--- START DATASET ENTRIES ---
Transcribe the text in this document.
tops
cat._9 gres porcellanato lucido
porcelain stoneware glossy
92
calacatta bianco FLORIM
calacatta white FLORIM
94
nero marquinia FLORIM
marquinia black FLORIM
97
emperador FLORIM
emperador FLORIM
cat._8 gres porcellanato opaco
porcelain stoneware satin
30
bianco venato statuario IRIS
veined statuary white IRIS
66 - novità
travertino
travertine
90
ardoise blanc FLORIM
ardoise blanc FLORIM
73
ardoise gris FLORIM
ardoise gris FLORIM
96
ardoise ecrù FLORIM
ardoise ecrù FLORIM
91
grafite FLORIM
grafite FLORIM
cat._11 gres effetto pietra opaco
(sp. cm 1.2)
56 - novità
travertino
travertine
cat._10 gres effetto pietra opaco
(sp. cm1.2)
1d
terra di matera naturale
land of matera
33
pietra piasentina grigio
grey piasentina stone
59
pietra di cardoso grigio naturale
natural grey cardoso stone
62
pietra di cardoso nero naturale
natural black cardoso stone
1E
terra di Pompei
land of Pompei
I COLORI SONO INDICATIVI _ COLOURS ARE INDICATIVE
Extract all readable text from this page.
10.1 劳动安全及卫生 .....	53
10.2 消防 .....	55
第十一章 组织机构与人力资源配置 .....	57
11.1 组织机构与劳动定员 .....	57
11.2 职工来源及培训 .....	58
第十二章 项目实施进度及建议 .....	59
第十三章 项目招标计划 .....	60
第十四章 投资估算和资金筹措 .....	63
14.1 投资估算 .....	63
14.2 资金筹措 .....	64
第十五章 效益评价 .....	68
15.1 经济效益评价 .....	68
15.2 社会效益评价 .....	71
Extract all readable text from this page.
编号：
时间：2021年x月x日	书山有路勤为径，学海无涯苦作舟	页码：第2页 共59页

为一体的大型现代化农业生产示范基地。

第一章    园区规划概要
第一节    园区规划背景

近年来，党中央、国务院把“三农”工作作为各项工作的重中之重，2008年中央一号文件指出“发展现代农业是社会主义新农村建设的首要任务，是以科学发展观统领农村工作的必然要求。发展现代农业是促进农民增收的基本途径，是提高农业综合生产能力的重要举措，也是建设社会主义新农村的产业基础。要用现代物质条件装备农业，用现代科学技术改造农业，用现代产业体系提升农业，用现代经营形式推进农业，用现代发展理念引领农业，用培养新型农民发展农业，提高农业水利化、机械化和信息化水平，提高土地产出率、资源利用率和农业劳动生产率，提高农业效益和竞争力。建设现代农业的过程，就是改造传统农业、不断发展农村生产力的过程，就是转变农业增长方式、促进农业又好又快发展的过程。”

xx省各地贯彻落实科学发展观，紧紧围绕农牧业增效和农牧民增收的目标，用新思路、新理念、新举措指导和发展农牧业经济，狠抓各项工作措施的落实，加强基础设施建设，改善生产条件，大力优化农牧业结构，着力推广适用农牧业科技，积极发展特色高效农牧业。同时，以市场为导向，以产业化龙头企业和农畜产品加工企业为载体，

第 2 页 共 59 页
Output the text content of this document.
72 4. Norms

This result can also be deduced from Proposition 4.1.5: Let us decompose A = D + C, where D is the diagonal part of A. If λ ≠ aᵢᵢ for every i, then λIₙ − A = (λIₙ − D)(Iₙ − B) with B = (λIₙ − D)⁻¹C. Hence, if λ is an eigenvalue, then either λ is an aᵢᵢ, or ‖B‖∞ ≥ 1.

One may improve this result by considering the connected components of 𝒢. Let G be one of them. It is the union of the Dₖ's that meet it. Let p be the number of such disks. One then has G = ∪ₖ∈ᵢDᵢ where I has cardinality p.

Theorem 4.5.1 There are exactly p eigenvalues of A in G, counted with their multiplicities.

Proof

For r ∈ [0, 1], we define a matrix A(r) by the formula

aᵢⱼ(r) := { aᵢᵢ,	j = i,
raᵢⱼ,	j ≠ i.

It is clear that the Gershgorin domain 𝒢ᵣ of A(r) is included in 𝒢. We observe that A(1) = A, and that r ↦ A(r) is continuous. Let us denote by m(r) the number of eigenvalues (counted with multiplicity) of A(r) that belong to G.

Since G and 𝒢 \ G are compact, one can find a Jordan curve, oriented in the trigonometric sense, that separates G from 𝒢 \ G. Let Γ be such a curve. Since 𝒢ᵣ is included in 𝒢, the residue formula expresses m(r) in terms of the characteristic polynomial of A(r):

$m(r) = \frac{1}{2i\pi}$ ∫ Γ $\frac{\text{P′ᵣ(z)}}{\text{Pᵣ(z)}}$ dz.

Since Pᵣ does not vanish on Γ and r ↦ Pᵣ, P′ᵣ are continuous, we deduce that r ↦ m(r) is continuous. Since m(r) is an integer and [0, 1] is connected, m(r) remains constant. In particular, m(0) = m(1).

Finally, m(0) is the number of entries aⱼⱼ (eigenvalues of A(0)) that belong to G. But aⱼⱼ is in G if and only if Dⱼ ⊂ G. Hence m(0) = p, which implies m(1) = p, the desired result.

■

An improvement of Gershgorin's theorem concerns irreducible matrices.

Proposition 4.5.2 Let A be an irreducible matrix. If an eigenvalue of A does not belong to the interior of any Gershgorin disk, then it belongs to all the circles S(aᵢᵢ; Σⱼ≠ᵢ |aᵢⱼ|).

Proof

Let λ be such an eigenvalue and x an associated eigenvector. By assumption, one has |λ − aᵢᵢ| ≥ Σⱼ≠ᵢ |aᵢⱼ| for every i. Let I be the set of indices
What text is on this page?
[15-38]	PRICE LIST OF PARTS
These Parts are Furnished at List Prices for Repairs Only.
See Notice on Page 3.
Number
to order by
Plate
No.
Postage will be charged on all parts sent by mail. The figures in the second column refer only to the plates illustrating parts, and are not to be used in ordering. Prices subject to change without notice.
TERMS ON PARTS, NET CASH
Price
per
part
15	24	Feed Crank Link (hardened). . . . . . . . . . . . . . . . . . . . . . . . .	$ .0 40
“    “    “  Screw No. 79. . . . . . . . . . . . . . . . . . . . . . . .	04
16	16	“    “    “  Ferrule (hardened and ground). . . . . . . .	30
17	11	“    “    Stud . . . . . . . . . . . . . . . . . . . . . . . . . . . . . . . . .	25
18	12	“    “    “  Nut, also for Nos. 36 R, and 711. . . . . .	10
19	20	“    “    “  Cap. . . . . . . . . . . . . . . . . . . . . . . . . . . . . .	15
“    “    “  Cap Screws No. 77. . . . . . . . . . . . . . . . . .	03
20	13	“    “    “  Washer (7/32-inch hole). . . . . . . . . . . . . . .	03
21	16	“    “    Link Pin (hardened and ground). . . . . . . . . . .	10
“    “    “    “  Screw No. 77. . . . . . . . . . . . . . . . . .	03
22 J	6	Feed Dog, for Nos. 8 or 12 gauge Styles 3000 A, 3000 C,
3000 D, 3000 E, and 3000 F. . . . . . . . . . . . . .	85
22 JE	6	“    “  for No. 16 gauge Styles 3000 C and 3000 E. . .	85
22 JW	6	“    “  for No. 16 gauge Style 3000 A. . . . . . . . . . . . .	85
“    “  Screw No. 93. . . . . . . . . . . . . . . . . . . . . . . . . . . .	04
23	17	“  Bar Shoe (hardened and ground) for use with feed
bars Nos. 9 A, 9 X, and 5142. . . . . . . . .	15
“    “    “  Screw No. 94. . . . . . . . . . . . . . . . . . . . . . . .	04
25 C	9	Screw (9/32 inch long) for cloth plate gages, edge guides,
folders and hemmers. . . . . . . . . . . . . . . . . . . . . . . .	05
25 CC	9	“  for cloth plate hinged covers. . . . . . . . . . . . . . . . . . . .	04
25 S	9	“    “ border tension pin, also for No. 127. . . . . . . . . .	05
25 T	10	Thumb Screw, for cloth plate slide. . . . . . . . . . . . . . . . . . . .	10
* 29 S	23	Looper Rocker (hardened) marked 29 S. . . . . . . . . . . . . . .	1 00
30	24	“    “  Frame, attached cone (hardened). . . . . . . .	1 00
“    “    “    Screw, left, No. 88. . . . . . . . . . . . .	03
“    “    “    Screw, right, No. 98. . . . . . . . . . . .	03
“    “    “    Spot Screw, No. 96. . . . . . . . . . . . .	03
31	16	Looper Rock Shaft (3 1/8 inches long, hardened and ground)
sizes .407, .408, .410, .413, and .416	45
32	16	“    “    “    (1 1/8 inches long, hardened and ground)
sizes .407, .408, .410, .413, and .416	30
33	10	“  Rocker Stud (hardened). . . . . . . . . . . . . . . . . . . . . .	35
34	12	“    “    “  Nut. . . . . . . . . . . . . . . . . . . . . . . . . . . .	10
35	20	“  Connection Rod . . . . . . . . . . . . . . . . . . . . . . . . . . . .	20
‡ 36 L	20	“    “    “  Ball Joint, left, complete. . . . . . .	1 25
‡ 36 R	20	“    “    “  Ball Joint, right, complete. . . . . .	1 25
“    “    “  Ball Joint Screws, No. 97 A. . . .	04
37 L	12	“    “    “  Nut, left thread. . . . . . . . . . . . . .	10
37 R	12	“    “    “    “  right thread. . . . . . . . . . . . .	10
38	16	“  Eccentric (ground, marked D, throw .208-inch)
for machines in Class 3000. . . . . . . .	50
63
--- END DATASET ENTRIES ---
:: WORK INSTRUCTIONS ::
Tally the lines of the listing in which the word "grey" occurs, and state the total alone.

:: RESULT OF THIS EXERCISE ::
2